Document text records
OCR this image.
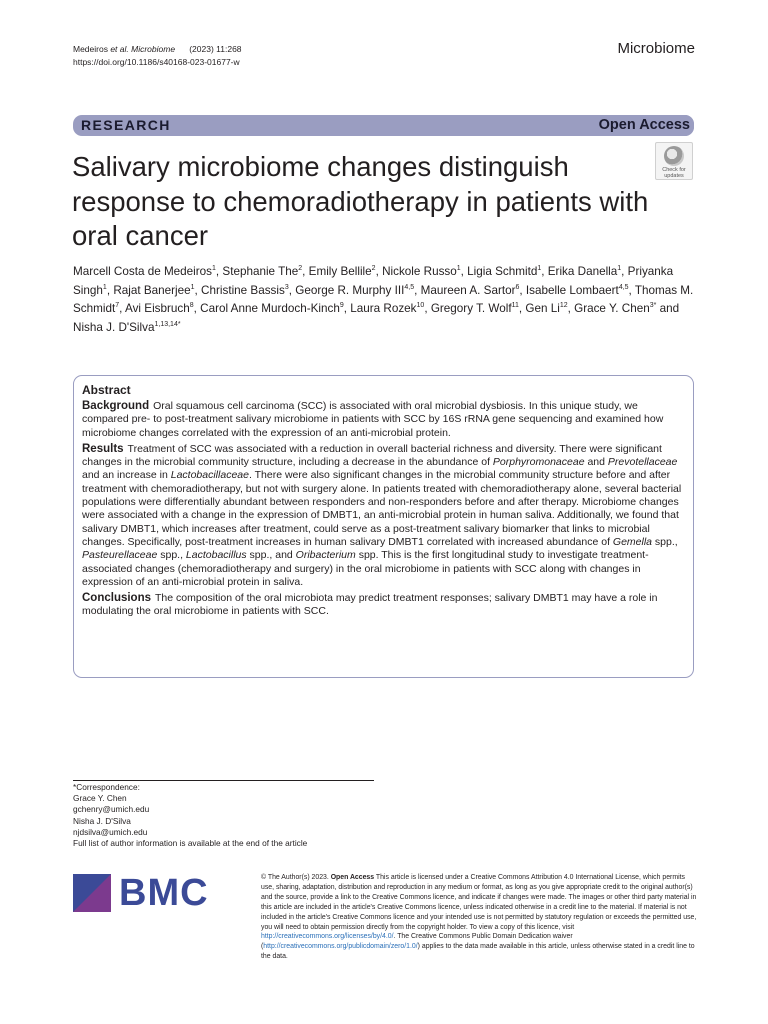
Medeiros et al. Microbiome (2023) 11:268
https://doi.org/10.1186/s40168-023-01677-w
Microbiome
RESEARCH	Open Access
Salivary microbiome changes distinguish response to chemoradiotherapy in patients with oral cancer
Check for
updates
Marcell Costa de Medeiros$^1$, Stephanie The$^2$, Emily Bellile$^2$, Nickole Russo$^1$, Ligia Schmitd$^1$, Erika Danella$^1$, Priyanka Singh$^1$, Rajat Banerjee$^1$, Christine Bassis$^3$, George R. Murphy III$^{4,5}$, Maureen A. Sartor$^6$, Isabelle Lombaert$^{4,5}$, Thomas M. Schmidt$^7$, Avi Eisbruch$^8$, Carol Anne Murdoch-Kinch$^9$, Laura Rozek$^{10}$, Gregory T. Wolf$^{11}$, Gen Li$^{12}$, Grace Y. Chen$^{3*}$ and Nisha J. D'Silva$^{1,13,14*}$
Abstract

Background Oral squamous cell carcinoma (SCC) is associated with oral microbial dysbiosis. In this unique study, we compared pre- to post-treatment salivary microbiome in patients with SCC by 16S rRNA gene sequencing and examined how microbiome changes correlated with the expression of an anti-microbial protein.

Results Treatment of SCC was associated with a reduction in overall bacterial richness and diversity. There were significant changes in the microbial community structure, including a decrease in the abundance of Porphyromonaceae and Prevotellaceae and an increase in Lactobacillaceae. There were also significant changes in the microbial community structure before and after treatment with chemoradiotherapy, but not with surgery alone. In patients treated with chemoradiotherapy alone, several bacterial populations were differentially abundant between responders and non-responders before and after therapy. Microbiome changes were associated with a change in the expression of DMBT1, an anti-microbial protein in human saliva. Additionally, we found that salivary DMBT1, which increases after treatment, could serve as a post-treatment salivary biomarker that links to microbial changes. Specifically, post-treatment increases in human salivary DMBT1 correlated with increased abundance of Gemella spp., Pasteurellaceae spp., Lactobacillus spp., and Oribacterium spp. This is the first longitudinal study to investigate treatment-associated changes (chemoradiotherapy and surgery) in the oral microbiome in patients with SCC along with changes in expression of an anti-microbial protein in saliva.

Conclusions The composition of the oral microbiota may predict treatment responses; salivary DMBT1 may have a role in modulating the oral microbiome in patients with SCC.

*Correspondence:
Grace Y. Chen
gchenry@umich.edu
Nisha J. D'Silva
njdsilva@umich.edu
Full list of author information is available at the end of the article
BMC	© The Author(s) 2023. Open Access This article is licensed under a Creative Commons Attribution 4.0 International License, which permits use, sharing, adaptation, distribution and reproduction in any medium or format, as long as you give appropriate credit to the original author(s) and the source, provide a link to the Creative Commons licence, and indicate if changes were made. The images or other third party material in this article are included in the article's Creative Commons licence, unless indicated otherwise in a credit line to the material. If material is not included in the article's Creative Commons licence and your intended use is not permitted by statutory regulation or exceeds the permitted use, you will need to obtain permission directly from the copyright holder. To view a copy of this licence, visit http://creativecommons.org/licenses/by/4.0/. The Creative Commons Public Domain Dedication waiver (http://creativecommons.org/publicdomain/zero/1.0/) applies to the data made available in this article, unless otherwise stated in a credit line to the data.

• _WHAT TO DO_:
Filter the data, keeping only the lines that contain "umich".

• _SOLUTION_:
gchenry@umich.edu
njdsilva@umich.edu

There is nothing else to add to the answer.